Goal = Of all the lines in the material, how many include the word "from"? Give only the number.

Excerpted data =
-- BEGIN --

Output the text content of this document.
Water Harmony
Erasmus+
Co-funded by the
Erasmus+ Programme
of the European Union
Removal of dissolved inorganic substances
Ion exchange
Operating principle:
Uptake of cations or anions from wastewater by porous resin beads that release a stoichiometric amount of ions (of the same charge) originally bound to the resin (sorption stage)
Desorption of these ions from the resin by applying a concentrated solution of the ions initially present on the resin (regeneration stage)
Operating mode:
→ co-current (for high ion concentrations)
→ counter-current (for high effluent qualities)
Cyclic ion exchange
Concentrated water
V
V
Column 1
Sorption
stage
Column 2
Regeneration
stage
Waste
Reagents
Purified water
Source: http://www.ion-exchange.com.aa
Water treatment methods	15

-- END --

Result = 2